* start *

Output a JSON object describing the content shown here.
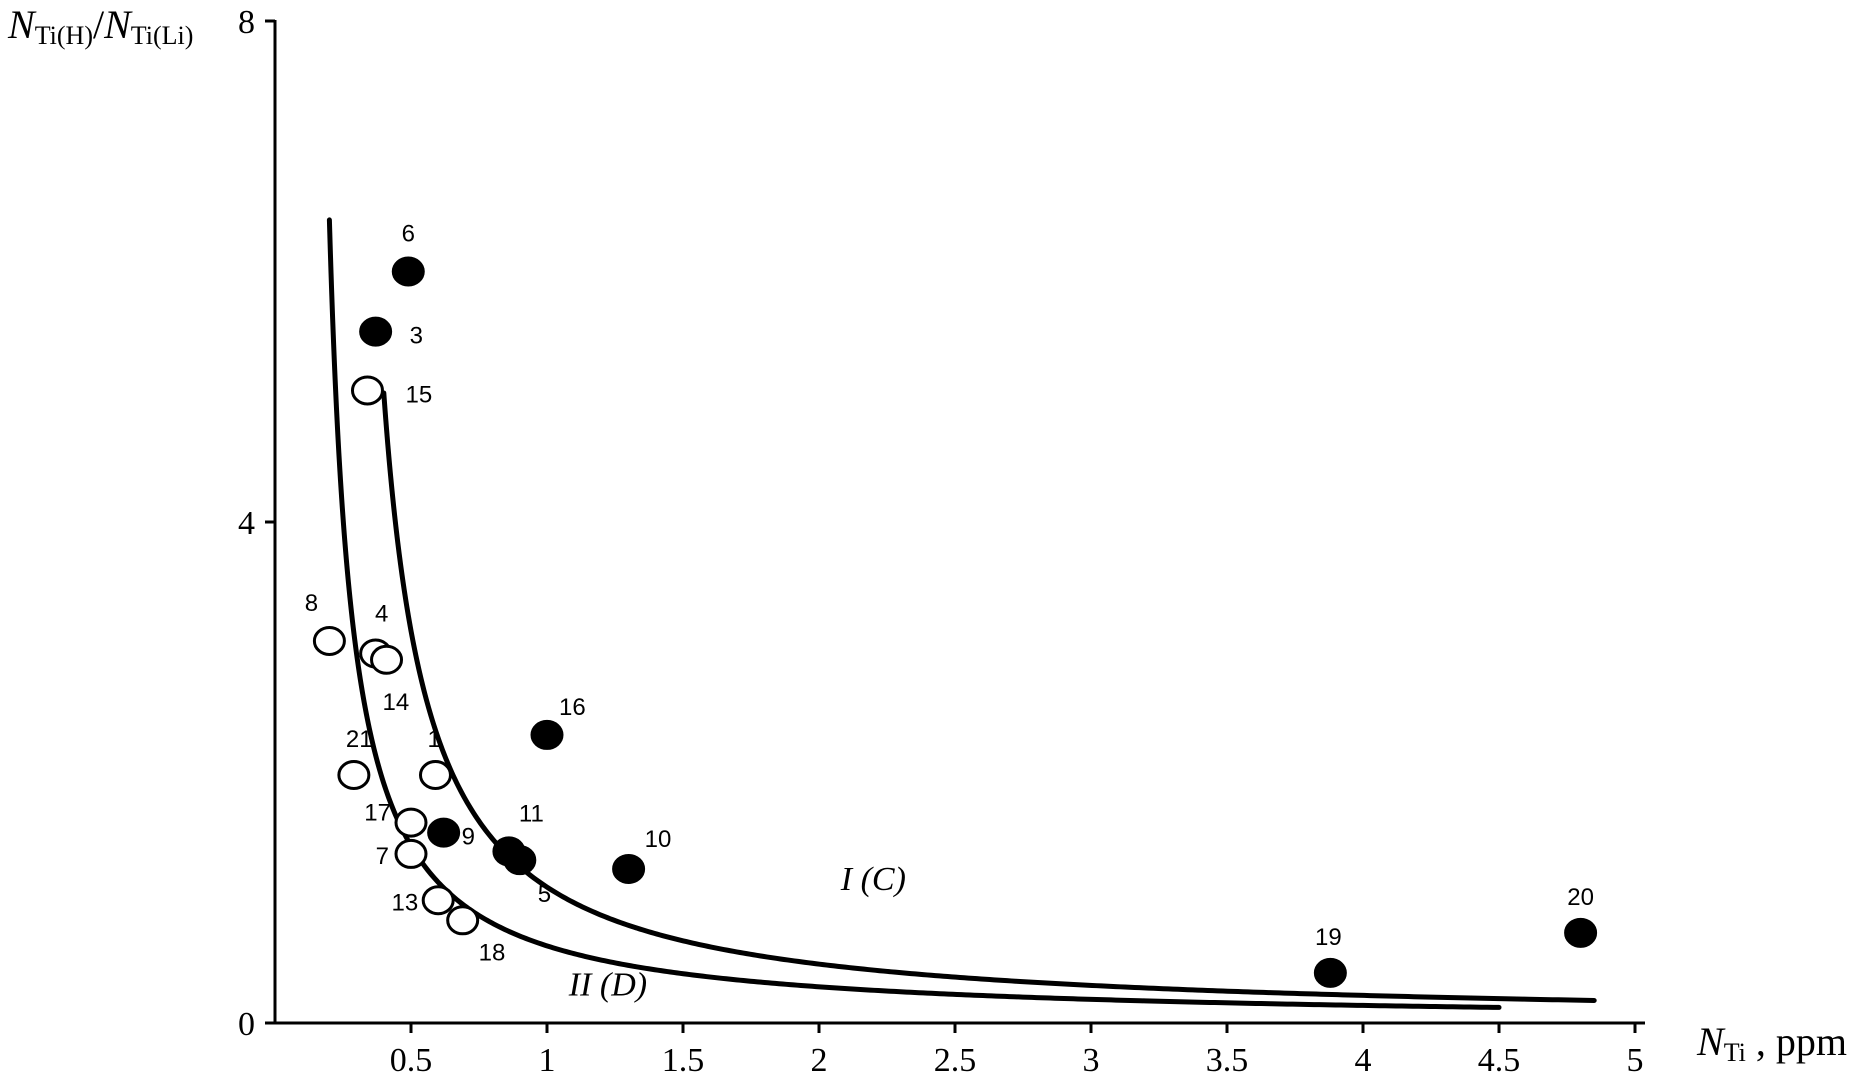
{
  "chart_data": {
    "type": "scatter",
    "title": "",
    "xlabel": {
      "main": "N",
      "sub": "Ti",
      "suffix": " , ppm"
    },
    "ylabel": {
      "num": "N",
      "num_sub": "Ti(H)",
      "sep": "/",
      "den": "N",
      "den_sub": "Ti(Li)"
    },
    "xlim": [
      0,
      5.05
    ],
    "ylim": [
      0,
      8
    ],
    "xticks": [
      0.5,
      1,
      1.5,
      2,
      2.5,
      3,
      3.5,
      4,
      4.5,
      5
    ],
    "xtick_labels": [
      "0.5",
      "1",
      "1.5",
      "2",
      "2.5",
      "3",
      "3.5",
      "4",
      "4.5",
      "5"
    ],
    "yticks": [
      0,
      4,
      8
    ],
    "ytick_labels": [
      "0",
      "4",
      "8"
    ],
    "grid": false,
    "series": [
      {
        "marker": "filled-circle",
        "points": [
          {
            "id": "6",
            "x": 0.49,
            "y": 6.0
          },
          {
            "id": "3",
            "x": 0.37,
            "y": 5.52
          },
          {
            "id": "16",
            "x": 1.0,
            "y": 2.3
          },
          {
            "id": "9",
            "x": 0.62,
            "y": 1.52
          },
          {
            "id": "11",
            "x": 0.86,
            "y": 1.37
          },
          {
            "id": "5",
            "x": 0.9,
            "y": 1.3
          },
          {
            "id": "10",
            "x": 1.3,
            "y": 1.23
          },
          {
            "id": "19",
            "x": 3.88,
            "y": 0.4
          },
          {
            "id": "20",
            "x": 4.8,
            "y": 0.72
          }
        ]
      },
      {
        "marker": "open-circle",
        "points": [
          {
            "id": "15",
            "x": 0.34,
            "y": 5.05
          },
          {
            "id": "8",
            "x": 0.2,
            "y": 3.05
          },
          {
            "id": "4",
            "x": 0.37,
            "y": 2.95
          },
          {
            "id": "14",
            "x": 0.41,
            "y": 2.9
          },
          {
            "id": "21",
            "x": 0.29,
            "y": 1.98
          },
          {
            "id": "1",
            "x": 0.59,
            "y": 1.98
          },
          {
            "id": "17",
            "x": 0.5,
            "y": 1.6
          },
          {
            "id": "7",
            "x": 0.5,
            "y": 1.35
          },
          {
            "id": "13",
            "x": 0.6,
            "y": 0.98
          },
          {
            "id": "18",
            "x": 0.69,
            "y": 0.82
          }
        ]
      }
    ],
    "curves": [
      {
        "label_roman": "I",
        "label_letter": "C",
        "label_pos": [
          2.08,
          1.06
        ],
        "k": 0.83,
        "x0": 0.235,
        "x_start": 0.4,
        "x_end": 4.85
      },
      {
        "label_roman": "II",
        "label_letter": "D",
        "label_pos": [
          1.08,
          0.22
        ],
        "k": 0.545,
        "x0": 0.115,
        "x_start": 0.2,
        "x_end": 4.5
      }
    ]
  }
}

* end *

_Written exercise_
Write out each entry exactly as given, but skip the pictures.

_Reply to the exercise_
Output a JSON object describing the content shown here.
{
  "chart_data": {
    "type": "scatter",
    "title": "",
    "xlabel": {
      "main": "N",
      "sub": "Ti",
      "suffix": " , ppm"
    },
    "ylabel": {
      "num": "N",
      "num_sub": "Ti(H)",
      "sep": "/",
      "den": "N",
      "den_sub": "Ti(Li)"
    },
    "xlim": [
      0,
      5.05
    ],
    "ylim": [
      0,
      8
    ],
    "xticks": [
      0.5,
      1,
      1.5,
      2,
      2.5,
      3,
      3.5,
      4,
      4.5,
      5
    ],
    "xtick_labels": [
      "0.5",
      "1",
      "1.5",
      "2",
      "2.5",
      "3",
      "3.5",
      "4",
      "4.5",
      "5"
    ],
    "yticks": [
      0,
      4,
      8
    ],
    "ytick_labels": [
      "0",
      "4",
      "8"
    ],
    "grid": false,
    "series": [
      {
        "marker": "filled-circle",
        "points": [
          {
            "id": "6",
            "x": 0.49,
            "y": 6.0
          },
          {
            "id": "3",
            "x": 0.37,
            "y": 5.52
          },
          {
            "id": "16",
            "x": 1.0,
            "y": 2.3
          },
          {
            "id": "9",
            "x": 0.62,
            "y": 1.52
          },
          {
            "id": "11",
            "x": 0.86,
            "y": 1.37
          },
          {
            "id": "5",
            "x": 0.9,
            "y": 1.3
          },
          {
            "id": "10",
            "x": 1.3,
            "y": 1.23
          },
          {
            "id": "19",
            "x": 3.88,
            "y": 0.4
          },
          {
            "id": "20",
            "x": 4.8,
            "y": 0.72
          }
        ]
      },
      {
        "marker": "open-circle",
        "points": [
          {
            "id": "15",
            "x": 0.34,
            "y": 5.05
          },
          {
            "id": "8",
            "x": 0.2,
            "y": 3.05
          },
          {
            "id": "4",
            "x": 0.37,
            "y": 2.95
          },
          {
            "id": "14",
            "x": 0.41,
            "y": 2.9
          },
          {
            "id": "21",
            "x": 0.29,
            "y": 1.98
          },
          {
            "id": "1",
            "x": 0.59,
            "y": 1.98
          },
          {
            "id": "17",
            "x": 0.5,
            "y": 1.6
          },
          {
            "id": "7",
            "x": 0.5,
            "y": 1.35
          },
          {
            "id": "13",
            "x": 0.6,
            "y": 0.98
          },
          {
            "id": "18",
            "x": 0.69,
            "y": 0.82
          }
        ]
      }
    ],
    "curves": [
      {
        "label_roman": "I",
        "label_letter": "C",
        "label_pos": [
          2.08,
          1.06
        ],
        "k": 0.83,
        "x0": 0.235,
        "x_start": 0.4,
        "x_end": 4.85
      },
      {
        "label_roman": "II",
        "label_letter": "D",
        "label_pos": [
          1.08,
          0.22
        ],
        "k": 0.545,
        "x0": 0.115,
        "x_start": 0.2,
        "x_end": 4.5
      }
    ]
  }
}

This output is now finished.